→ **DATASET RECORDS**
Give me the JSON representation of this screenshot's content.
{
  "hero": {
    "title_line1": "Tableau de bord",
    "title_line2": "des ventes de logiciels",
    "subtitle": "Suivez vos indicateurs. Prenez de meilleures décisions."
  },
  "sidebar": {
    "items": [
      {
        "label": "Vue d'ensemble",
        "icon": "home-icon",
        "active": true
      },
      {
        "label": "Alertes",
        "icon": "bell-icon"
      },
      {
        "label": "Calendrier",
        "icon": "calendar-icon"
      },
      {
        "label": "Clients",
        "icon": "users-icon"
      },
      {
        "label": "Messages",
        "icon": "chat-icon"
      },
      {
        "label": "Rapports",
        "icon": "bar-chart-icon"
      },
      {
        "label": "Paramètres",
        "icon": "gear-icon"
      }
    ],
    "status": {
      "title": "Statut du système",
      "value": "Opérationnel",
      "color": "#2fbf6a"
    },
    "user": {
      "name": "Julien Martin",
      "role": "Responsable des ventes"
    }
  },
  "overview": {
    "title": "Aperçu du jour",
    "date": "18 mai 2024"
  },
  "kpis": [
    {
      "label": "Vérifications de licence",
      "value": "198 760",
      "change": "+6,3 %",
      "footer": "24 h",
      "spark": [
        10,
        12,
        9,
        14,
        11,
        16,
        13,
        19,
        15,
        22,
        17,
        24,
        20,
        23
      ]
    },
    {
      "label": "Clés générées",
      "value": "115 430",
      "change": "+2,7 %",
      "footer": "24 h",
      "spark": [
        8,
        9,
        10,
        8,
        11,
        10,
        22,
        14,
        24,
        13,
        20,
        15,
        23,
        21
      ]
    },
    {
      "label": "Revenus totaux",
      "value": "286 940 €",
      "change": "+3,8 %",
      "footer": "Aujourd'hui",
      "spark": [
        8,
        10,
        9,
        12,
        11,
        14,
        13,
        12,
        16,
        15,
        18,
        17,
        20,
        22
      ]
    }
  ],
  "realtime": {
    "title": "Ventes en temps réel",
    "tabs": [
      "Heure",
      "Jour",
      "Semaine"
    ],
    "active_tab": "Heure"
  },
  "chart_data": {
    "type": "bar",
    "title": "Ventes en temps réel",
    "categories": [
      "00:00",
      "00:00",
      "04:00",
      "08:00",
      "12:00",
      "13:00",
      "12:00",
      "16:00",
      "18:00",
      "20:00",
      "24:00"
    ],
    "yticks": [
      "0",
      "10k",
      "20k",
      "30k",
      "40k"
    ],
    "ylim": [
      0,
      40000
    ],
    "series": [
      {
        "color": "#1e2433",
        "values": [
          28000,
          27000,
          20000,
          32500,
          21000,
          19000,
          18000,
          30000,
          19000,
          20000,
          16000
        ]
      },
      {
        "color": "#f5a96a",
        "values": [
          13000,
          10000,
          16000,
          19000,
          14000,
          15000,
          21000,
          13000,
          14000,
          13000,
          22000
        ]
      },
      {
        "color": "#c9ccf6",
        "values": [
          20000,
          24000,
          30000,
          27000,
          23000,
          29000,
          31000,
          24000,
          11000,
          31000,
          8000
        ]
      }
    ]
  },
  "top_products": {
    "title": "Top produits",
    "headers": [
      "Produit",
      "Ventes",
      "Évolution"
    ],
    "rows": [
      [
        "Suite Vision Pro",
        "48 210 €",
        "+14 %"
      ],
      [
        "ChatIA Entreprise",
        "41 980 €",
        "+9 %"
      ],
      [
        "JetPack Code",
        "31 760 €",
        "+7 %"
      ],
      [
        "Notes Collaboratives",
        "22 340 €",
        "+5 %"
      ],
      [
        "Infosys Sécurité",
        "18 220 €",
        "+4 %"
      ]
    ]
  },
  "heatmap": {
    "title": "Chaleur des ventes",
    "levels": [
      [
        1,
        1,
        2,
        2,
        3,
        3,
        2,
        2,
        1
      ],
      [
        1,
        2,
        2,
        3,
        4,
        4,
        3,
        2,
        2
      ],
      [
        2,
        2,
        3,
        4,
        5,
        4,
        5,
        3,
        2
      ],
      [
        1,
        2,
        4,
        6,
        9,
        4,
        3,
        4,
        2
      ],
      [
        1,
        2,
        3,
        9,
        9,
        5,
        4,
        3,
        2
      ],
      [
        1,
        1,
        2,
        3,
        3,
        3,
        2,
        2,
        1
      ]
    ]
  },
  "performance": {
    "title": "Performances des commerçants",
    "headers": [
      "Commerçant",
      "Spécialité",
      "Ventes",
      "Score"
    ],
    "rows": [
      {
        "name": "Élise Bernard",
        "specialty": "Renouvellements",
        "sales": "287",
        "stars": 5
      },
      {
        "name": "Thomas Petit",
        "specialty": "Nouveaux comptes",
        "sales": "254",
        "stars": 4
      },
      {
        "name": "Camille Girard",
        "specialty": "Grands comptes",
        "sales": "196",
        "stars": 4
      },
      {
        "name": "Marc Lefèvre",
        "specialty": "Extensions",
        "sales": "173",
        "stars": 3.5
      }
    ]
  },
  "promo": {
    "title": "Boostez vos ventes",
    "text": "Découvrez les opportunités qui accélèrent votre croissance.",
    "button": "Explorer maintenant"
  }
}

→ **WHAT TO PRODUCE**
Copy out the lines in which the string "label" appears.

→ **SOLUTION TO THE EXERCISE**
        "label": "Vue d'ensemble",
        "label": "Alertes",
        "label": "Calendrier",
        "label": "Clients",
        "label": "Messages",
        "label": "Rapports",
        "label": "Paramètres",
      "label": "Vérifications de licence",
      "label": "Clés générées",
      "label": "Revenus totaux",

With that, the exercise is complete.